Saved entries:
[Start]

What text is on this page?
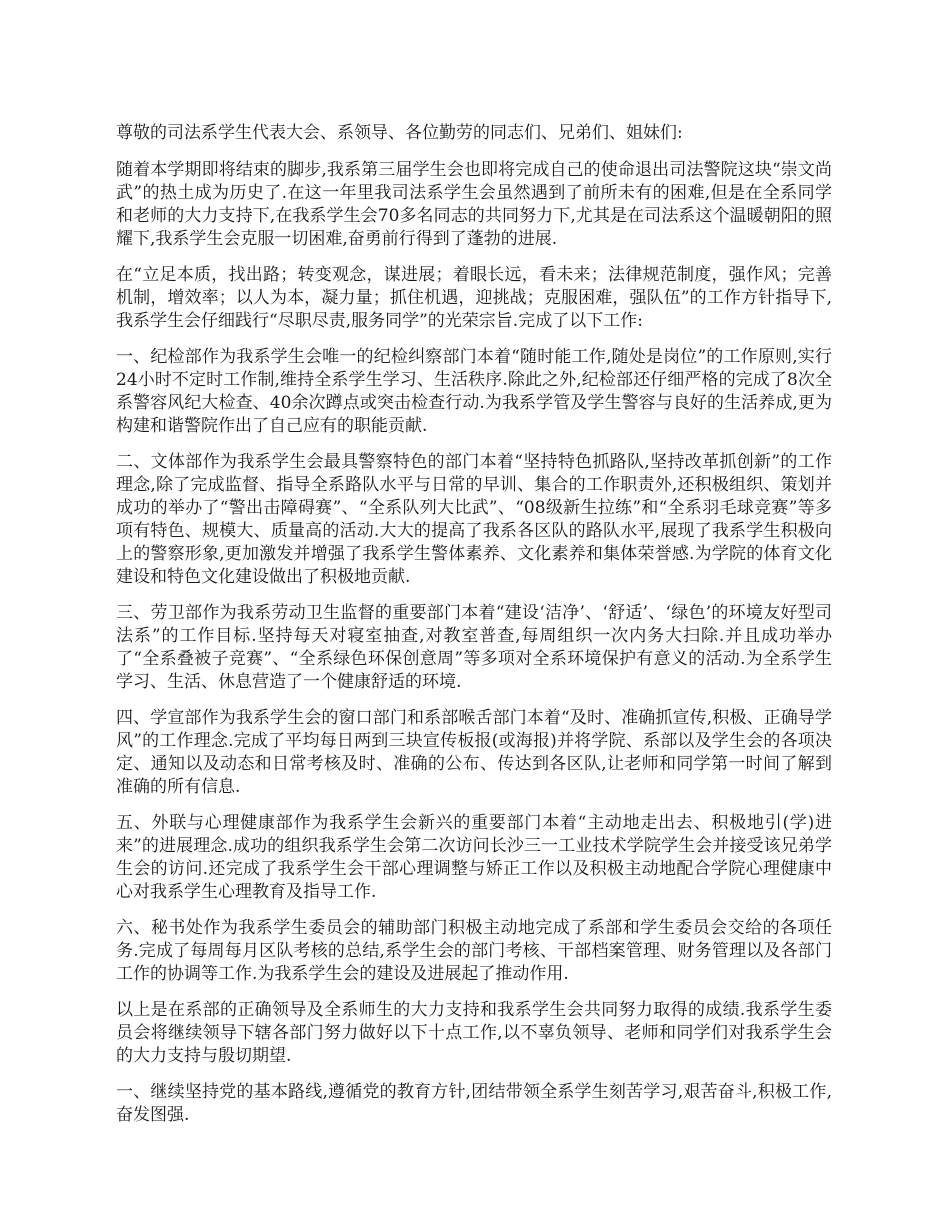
尊敬的司法系学生代表大会、系领导、各位勤劳的同志们、兄弟们、姐妹们:

随着本学期即将结束的脚步,我系第三届学生会也即将完成自己的使命退出司法警院这块“崇文尚武”的热土成为历史了.在这一年里我司法系学生会虽然遇到了前所未有的困难,但是在全系同学和老师的大力支持下,在我系学生会70多名同志的共同努力下,尤其是在司法系这个温暖朝阳的照耀下,我系学生会克服一切困难,奋勇前行得到了蓬勃的进展.

在“立足本质，找出路；转变观念，谋进展；着眼长远，看未来；法律规范制度，强作风；完善机制，增效率；以人为本，凝力量；抓住机遇，迎挑战；克服困难，强队伍”的工作方针指导下,我系学生会仔细践行“尽职尽责,服务同学”的光荣宗旨.完成了以下工作:

一、纪检部作为我系学生会唯一的纪检纠察部门本着“随时能工作,随处是岗位”的工作原则,实行24小时不定时工作制,维持全系学生学习、生活秩序.除此之外,纪检部还仔细严格的完成了8次全系警容风纪大检查、40余次蹲点或突击检查行动.为我系学管及学生警容与良好的生活养成,更为构建和谐警院作出了自己应有的职能贡献.

二、文体部作为我系学生会最具警察特色的部门本着“坚持特色抓路队,坚持改革抓创新”的工作理念,除了完成监督、指导全系路队水平与日常的早训、集合的工作职责外,还积极组织、策划并成功的举办了“警出击障碍赛”、“全系队列大比武”、“08级新生拉练”和“全系羽毛球竞赛”等多项有特色、规模大、质量高的活动.大大的提高了我系各区队的路队水平,展现了我系学生积极向上的警察形象,更加激发并增强了我系学生警体素养、文化素养和集体荣誉感.为学院的体育文化建设和特色文化建设做出了积极地贡献.

三、劳卫部作为我系劳动卫生监督的重要部门本着“建设‘洁净’、‘舒适’、‘绿色’的环境友好型司法系”的工作目标.坚持每天对寝室抽查,对教室普查,每周组织一次内务大扫除.并且成功举办了“全系叠被子竞赛”、“全系绿色环保创意周”等多项对全系环境保护有意义的活动.为全系学生学习、生活、休息营造了一个健康舒适的环境.

四、学宣部作为我系学生会的窗口部门和系部喉舌部门本着“及时、准确抓宣传,积极、正确导学风”的工作理念.完成了平均每日两到三块宣传板报(或海报)并将学院、系部以及学生会的各项决定、通知以及动态和日常考核及时、准确的公布、传达到各区队,让老师和同学第一时间了解到准确的所有信息.

五、外联与心理健康部作为我系学生会新兴的重要部门本着“主动地走出去、积极地引(学)进来”的进展理念.成功的组织我系学生会第二次访问长沙三一工业技术学院学生会并接受该兄弟学生会的访问.还完成了我系学生会干部心理调整与矫正工作以及积极主动地配合学院心理健康中心对我系学生心理教育及指导工作.

六、秘书处作为我系学生委员会的辅助部门积极主动地完成了系部和学生委员会交给的各项任务.完成了每周每月区队考核的总结,系学生会的部门考核、干部档案管理、财务管理以及各部门工作的协调等工作.为我系学生会的建设及进展起了推动作用.

以上是在系部的正确领导及全系师生的大力支持和我系学生会共同努力取得的成绩.我系学生委员会将继续领导下辖各部门努力做好以下十点工作,以不辜负领导、老师和同学们对我系学生会的大力支持与殷切期望.

一、继续坚持党的基本路线,遵循党的教育方针,团结带领全系学生刻苦学习,艰苦奋斗,积极工作,奋发图强.
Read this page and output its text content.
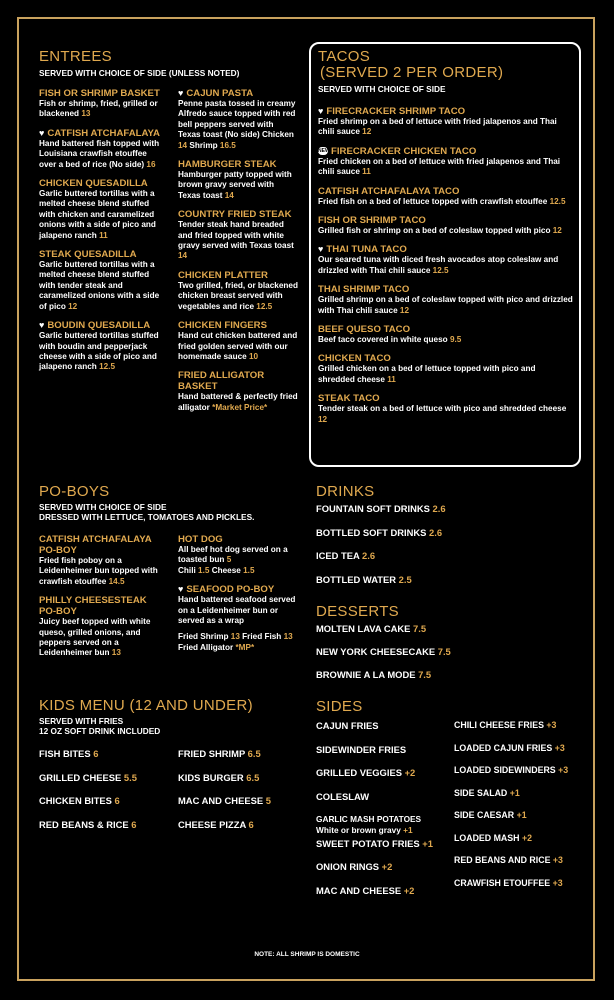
ENTREES
SERVED WITH CHOICE OF SIDE (UNLESS NOTED)
FISH OR SHRIMP BASKET
Fish or shrimp, fried, grilled or blackened 13
♥ CATFISH ATCHAFALAYA
Hand battered fish topped with Louisiana crawfish etouffee over a bed of rice (No side) 16
CHICKEN QUESADILLA
Garlic buttered tortillas with a melted cheese blend stuffed with chicken and caramelized onions with a side of pico and jalapeno ranch 11
STEAK QUESADILLA
Garlic buttered tortillas with a melted cheese blend stuffed with tender steak and caramelized onions with a side of pico 12
♥ BOUDIN QUESADILLA
Garlic buttered tortillas stuffed with boudin and pepperjack cheese with a side of pico and jalapeno ranch 12.5
♥ CAJUN PASTA
Penne pasta tossed in creamy Alfredo sauce topped with red bell peppers served with Texas toast (No side) Chicken 14 Shrimp 16.5
HAMBURGER STEAK
Hamburger patty topped with brown gravy served with Texas toast 14
COUNTRY FRIED STEAK
Tender steak hand breaded and fried topped with white gravy served with Texas toast 14
CHICKEN PLATTER
Two grilled, fried, or blackened chicken breast served with vegetables and rice 12.5
CHICKEN FINGERS
Hand cut chicken battered and fried golden served with our homemade sauce 10
FRIED ALLIGATOR BASKET
Hand battered & perfectly fried alligator *Market Price*
TACOS
(SERVED 2 PER ORDER)
SERVED WITH CHOICE OF SIDE
♥ FIRECRACKER SHRIMP TACO
Fried shrimp on a bed of lettuce with fried jalapenos and Thai chili sauce 12
NEWFIRECRACKER CHICKEN TACO
Fried chicken on a bed of lettuce with fried jalapenos and Thai chili sauce 11
CATFISH ATCHAFALAYA TACO
Fried fish on a bed of lettuce topped with crawfish etouffee 12.5
FISH OR SHRIMP TACO
Grilled fish or shrimp on a bed of coleslaw topped with pico 12
♥ THAI TUNA TACO
Our seared tuna with diced fresh avocados atop coleslaw and drizzled with Thai chili sauce 12.5
THAI SHRIMP TACO
Grilled shrimp on a bed of coleslaw topped with pico and drizzled with Thai chili sauce 12
BEEF QUESO TACO
Beef taco covered in white queso 9.5
CHICKEN TACO
Grilled chicken on a bed of lettuce topped with pico and shredded cheese 11
STEAK TACO
Tender steak on a bed of lettuce with pico and shredded cheese 12
PO-BOYS
SERVED WITH CHOICE OF SIDE
DRESSED WITH LETTUCE, TOMATOES AND PICKLES.
CATFISH ATCHAFALAYA PO-BOY
Fried fish poboy on a Leidenheimer bun topped with crawfish etouffee 14.5
PHILLY CHEESESTEAK PO-BOY
Juicy beef topped with white queso, grilled onions, and peppers served on a Leidenheimer bun 13
HOT DOG
All beef hot dog served on a toasted bun 5
Chili 1.5 Cheese 1.5
♥ SEAFOOD PO-BOY
Hand battered seafood served on a Leidenheimer bun or served as a wrap
Fried Shrimp 13 Fried Fish 13
Fried Alligator *MP*
DRINKS
FOUNTAIN SOFT DRINKS 2.6
BOTTLED SOFT DRINKS 2.6
ICED TEA 2.6
BOTTLED WATER 2.5
DESSERTS
MOLTEN LAVA CAKE 7.5
NEW YORK CHEESECAKE 7.5
BROWNIE A LA MODE 7.5
KIDS MENU (12 AND UNDER)
SERVED WITH FRIES
12 OZ SOFT DRINK INCLUDED
FISH BITES 6
GRILLED CHEESE 5.5
CHICKEN BITES 6
RED BEANS & RICE 6
FRIED SHRIMP 6.5
KIDS BURGER 6.5
MAC AND CHEESE 5
CHEESE PIZZA 6
SIDES
CAJUN FRIES
SIDEWINDER FRIES
GRILLED VEGGIES +2
COLESLAW
GARLIC MASH POTATOES
White or brown gravy +1
SWEET POTATO FRIES +1
ONION RINGS +2
MAC AND CHEESE +2
CHILI CHEESE FRIES +3
LOADED CAJUN FRIES +3
LOADED SIDEWINDERS +3
SIDE SALAD +1
SIDE CAESAR +1
LOADED MASH +2
RED BEANS AND RICE +3
CRAWFISH ETOUFFEE +3
NOTE: ALL SHRIMP IS DOMESTIC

[End]

--- DO THIS ---
Which lines contain "stuffed"? Copy each of them out.

--- TASK OUTPUT ---
Garlic buttered tortillas with a melted cheese blend stuffed with chicken and caramelized onions with a side of pico and jalapeno ranch 11
Garlic buttered tortillas with a melted cheese blend stuffed with tender steak and caramelized onions with a side of pico 12
Garlic buttered tortillas stuffed with boudin and pepperjack cheese with a side of pico and jalapeno ranch 12.5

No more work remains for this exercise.